• **Problem to solve**
Write out, exactly as they appear, only the lines running from the line with "Give me the" to the final line of the listing; include both.

• **Data excerpts**
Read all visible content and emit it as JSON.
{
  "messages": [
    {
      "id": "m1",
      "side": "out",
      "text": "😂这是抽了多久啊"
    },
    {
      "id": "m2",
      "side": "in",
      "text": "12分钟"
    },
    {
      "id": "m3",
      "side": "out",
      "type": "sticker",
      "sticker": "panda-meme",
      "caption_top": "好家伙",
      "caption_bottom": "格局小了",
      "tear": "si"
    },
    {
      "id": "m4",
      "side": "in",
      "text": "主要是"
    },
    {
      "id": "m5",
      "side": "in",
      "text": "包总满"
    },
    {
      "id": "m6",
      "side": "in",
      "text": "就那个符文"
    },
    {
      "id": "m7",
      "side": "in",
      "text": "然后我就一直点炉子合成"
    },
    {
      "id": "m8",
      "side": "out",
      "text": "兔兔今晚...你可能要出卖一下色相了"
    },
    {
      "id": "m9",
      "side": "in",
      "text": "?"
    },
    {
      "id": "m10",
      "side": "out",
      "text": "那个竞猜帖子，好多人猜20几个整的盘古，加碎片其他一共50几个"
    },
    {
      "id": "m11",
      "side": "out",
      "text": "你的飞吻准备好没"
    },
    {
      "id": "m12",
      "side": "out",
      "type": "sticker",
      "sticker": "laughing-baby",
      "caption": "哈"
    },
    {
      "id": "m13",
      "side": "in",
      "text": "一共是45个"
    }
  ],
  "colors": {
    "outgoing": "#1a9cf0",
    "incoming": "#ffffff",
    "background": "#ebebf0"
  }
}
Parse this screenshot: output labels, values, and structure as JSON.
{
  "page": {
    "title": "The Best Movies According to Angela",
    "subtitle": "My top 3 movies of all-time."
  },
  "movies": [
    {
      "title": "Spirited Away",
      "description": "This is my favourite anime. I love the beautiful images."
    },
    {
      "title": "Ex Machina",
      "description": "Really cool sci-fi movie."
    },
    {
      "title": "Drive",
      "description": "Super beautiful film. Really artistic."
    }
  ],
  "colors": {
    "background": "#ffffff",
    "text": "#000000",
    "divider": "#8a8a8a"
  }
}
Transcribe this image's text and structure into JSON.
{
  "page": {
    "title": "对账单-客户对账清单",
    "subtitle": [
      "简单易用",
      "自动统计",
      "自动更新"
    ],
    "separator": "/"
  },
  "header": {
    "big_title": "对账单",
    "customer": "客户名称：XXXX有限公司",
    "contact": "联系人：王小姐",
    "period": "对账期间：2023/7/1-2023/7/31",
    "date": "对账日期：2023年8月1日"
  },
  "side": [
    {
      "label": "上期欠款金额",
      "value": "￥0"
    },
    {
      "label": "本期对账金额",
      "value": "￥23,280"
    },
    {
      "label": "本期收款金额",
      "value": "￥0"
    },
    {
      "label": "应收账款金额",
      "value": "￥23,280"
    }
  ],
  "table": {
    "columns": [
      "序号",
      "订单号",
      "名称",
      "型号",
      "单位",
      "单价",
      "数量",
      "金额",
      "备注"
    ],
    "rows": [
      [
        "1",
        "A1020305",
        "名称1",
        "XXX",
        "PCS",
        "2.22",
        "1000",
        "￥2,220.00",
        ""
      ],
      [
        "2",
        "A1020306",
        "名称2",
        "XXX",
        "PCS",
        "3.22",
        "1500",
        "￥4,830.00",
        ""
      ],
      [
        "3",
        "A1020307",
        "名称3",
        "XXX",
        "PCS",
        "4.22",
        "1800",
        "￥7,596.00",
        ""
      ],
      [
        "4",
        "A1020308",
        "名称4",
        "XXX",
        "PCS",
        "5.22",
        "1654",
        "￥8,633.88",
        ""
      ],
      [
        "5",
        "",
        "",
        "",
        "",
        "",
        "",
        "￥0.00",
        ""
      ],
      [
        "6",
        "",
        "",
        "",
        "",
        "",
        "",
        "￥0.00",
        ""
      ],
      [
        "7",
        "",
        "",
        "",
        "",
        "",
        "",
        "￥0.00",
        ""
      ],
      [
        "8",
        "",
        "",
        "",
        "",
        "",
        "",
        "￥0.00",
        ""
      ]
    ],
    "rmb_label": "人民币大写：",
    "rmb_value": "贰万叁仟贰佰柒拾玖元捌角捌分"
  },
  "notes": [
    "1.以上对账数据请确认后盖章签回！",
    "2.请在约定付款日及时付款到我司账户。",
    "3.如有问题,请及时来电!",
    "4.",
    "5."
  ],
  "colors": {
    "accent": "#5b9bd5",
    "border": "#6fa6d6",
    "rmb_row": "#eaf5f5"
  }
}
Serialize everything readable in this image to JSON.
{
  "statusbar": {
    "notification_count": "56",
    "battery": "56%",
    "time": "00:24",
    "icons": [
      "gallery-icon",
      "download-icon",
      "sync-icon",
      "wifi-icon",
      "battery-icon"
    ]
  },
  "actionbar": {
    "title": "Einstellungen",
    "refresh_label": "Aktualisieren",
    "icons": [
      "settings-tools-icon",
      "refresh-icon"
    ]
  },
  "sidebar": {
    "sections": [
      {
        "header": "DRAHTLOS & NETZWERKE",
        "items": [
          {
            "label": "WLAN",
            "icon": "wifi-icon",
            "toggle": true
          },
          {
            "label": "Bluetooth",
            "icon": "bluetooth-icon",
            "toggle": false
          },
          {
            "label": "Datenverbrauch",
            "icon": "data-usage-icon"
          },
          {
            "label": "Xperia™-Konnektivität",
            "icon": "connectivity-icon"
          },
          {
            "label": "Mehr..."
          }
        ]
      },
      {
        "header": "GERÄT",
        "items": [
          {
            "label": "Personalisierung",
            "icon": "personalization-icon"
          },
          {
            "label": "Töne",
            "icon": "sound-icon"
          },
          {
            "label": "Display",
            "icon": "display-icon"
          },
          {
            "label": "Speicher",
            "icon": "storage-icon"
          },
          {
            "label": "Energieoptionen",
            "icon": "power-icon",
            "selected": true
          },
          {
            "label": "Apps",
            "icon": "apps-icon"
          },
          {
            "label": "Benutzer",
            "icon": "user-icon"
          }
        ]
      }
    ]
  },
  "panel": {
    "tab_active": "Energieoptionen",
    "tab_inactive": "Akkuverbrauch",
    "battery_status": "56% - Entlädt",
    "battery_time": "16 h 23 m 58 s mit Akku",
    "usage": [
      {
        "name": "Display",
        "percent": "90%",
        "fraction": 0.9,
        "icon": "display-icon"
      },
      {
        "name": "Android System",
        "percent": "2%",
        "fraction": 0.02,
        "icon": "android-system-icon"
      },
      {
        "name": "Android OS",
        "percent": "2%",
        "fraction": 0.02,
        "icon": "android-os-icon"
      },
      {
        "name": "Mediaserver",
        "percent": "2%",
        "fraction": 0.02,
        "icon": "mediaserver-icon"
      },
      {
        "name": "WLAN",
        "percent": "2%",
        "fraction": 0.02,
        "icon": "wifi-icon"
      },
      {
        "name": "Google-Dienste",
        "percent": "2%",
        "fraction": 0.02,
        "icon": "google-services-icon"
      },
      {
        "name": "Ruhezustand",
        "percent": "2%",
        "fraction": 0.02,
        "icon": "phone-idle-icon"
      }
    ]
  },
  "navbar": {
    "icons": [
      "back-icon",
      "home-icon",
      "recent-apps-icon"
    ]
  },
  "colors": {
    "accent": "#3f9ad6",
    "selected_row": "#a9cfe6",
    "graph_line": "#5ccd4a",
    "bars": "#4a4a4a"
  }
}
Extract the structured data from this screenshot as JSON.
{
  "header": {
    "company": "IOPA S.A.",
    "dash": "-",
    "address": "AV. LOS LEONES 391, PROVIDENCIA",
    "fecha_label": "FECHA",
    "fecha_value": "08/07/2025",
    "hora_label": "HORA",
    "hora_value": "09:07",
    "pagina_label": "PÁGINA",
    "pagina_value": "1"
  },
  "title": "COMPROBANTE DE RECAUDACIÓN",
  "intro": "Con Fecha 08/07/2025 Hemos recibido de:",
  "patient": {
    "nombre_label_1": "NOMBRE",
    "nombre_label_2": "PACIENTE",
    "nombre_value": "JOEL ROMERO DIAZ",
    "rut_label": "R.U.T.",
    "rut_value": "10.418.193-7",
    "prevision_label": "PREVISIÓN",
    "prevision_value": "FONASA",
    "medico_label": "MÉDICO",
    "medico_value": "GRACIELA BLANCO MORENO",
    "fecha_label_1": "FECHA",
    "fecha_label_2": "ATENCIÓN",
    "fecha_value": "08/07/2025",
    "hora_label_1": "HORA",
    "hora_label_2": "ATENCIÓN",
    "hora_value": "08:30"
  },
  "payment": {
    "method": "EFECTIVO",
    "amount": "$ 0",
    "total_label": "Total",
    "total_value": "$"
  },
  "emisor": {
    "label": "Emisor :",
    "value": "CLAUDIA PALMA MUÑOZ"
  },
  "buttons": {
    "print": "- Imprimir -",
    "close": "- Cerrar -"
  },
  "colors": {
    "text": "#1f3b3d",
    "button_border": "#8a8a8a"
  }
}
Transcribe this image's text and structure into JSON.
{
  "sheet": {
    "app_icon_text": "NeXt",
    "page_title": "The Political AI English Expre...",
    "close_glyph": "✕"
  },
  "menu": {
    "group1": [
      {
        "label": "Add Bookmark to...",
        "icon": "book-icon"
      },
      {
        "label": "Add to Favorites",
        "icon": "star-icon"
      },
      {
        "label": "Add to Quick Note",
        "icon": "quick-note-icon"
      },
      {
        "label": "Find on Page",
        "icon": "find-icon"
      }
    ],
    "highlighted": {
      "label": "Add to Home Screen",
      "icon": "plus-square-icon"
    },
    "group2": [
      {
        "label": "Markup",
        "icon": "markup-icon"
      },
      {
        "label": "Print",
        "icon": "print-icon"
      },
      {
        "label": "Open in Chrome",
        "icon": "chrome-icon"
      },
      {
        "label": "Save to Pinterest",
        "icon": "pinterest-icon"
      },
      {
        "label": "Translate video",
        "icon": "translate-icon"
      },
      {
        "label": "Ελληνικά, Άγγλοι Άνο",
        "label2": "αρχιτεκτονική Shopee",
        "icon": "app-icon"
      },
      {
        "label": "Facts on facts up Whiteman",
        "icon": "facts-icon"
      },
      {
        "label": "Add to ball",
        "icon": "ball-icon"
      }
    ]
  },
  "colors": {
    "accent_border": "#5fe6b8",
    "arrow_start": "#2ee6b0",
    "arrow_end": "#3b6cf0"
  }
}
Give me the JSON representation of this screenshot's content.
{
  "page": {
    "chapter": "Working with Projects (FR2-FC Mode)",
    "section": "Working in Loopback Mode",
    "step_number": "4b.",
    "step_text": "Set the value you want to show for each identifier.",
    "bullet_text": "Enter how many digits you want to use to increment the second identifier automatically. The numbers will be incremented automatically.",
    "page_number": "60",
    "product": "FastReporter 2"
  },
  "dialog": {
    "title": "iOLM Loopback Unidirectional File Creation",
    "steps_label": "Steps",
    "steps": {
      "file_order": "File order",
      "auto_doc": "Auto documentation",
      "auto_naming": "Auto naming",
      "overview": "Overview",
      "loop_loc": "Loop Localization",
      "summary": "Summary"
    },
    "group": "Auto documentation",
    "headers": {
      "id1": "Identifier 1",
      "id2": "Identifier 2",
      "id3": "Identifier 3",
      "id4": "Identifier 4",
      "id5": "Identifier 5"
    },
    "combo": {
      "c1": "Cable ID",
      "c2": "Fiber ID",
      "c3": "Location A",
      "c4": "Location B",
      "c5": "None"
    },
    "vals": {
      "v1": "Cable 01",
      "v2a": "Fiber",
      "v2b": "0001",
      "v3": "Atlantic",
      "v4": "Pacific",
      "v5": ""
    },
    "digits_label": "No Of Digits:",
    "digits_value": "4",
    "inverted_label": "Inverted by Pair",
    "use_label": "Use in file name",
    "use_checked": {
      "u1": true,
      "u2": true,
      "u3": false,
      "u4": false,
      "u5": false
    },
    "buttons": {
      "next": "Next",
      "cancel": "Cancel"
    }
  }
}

• **Task solution**
Give me the JSON representation of this screenshot's content.
{
  "page": {
    "chapter": "Working with Projects (FR2-FC Mode)",
    "section": "Working in Loopback Mode",
    "step_number": "4b.",
    "step_text": "Set the value you want to show for each identifier.",
    "bullet_text": "Enter how many digits you want to use to increment the second identifier automatically. The numbers will be incremented automatically.",
    "page_number": "60",
    "product": "FastReporter 2"
  },
  "dialog": {
    "title": "iOLM Loopback Unidirectional File Creation",
    "steps_label": "Steps",
    "steps": {
      "file_order": "File order",
      "auto_doc": "Auto documentation",
      "auto_naming": "Auto naming",
      "overview": "Overview",
      "loop_loc": "Loop Localization",
      "summary": "Summary"
    },
    "group": "Auto documentation",
    "headers": {
      "id1": "Identifier 1",
      "id2": "Identifier 2",
      "id3": "Identifier 3",
      "id4": "Identifier 4",
      "id5": "Identifier 5"
    },
    "combo": {
      "c1": "Cable ID",
      "c2": "Fiber ID",
      "c3": "Location A",
      "c4": "Location B",
      "c5": "None"
    },
    "vals": {
      "v1": "Cable 01",
      "v2a": "Fiber",
      "v2b": "0001",
      "v3": "Atlantic",
      "v4": "Pacific",
      "v5": ""
    },
    "digits_label": "No Of Digits:",
    "digits_value": "4",
    "inverted_label": "Inverted by Pair",
    "use_label": "Use in file name",
    "use_checked": {
      "u1": true,
      "u2": true,
      "u3": false,
      "u4": false,
      "u5": false
    },
    "buttons": {
      "next": "Next",
      "cancel": "Cancel"
    }
  }
}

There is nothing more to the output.